◆ **Exercise inputs**
· · · · ·
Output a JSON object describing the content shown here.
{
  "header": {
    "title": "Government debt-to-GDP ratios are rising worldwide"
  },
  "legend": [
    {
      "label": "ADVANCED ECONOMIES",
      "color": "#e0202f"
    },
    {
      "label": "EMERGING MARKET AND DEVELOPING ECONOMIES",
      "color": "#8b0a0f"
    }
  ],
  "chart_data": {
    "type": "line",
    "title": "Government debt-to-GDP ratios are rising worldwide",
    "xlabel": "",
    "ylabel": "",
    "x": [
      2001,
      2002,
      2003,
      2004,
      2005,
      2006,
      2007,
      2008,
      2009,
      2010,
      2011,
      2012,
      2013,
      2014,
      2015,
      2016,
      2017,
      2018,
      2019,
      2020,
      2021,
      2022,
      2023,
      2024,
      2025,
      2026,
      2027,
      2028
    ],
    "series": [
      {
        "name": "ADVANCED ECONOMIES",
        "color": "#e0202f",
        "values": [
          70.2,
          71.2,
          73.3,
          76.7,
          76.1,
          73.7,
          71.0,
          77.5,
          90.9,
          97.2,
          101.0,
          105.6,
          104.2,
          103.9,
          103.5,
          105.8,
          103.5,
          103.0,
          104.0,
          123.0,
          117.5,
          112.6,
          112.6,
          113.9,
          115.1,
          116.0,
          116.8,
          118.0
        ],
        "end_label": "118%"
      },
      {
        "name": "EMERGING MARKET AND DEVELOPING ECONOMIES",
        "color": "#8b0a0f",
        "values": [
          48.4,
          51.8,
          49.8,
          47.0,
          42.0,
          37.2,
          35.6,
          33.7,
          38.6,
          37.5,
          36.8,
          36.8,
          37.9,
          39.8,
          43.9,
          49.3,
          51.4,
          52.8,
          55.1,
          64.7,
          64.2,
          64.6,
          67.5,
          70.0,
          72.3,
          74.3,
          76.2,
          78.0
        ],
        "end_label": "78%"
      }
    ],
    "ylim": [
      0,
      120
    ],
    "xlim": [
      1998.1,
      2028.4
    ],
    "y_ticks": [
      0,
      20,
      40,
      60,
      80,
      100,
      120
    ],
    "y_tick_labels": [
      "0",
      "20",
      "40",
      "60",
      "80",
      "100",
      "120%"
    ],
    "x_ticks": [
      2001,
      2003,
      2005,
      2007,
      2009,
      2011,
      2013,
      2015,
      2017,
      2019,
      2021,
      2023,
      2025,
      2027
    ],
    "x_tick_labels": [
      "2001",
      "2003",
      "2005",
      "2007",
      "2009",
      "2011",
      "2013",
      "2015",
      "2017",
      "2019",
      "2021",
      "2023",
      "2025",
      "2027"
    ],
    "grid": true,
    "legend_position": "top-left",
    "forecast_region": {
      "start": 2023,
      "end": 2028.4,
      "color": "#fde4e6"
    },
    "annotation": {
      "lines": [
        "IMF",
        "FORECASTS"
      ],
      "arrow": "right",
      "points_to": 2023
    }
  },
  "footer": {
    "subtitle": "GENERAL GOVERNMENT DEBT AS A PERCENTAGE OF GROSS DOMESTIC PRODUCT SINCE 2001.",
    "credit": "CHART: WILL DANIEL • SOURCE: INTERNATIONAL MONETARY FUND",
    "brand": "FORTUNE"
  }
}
· · · · ·
◆ **Brief**
Collect every line above that contains the word "ECONOMIES".

◆ **Completed exercise**
      "label": "ADVANCED ECONOMIES",
      "label": "EMERGING MARKET AND DEVELOPING ECONOMIES",
        "name": "ADVANCED ECONOMIES",
        "name": "EMERGING MARKET AND DEVELOPING ECONOMIES",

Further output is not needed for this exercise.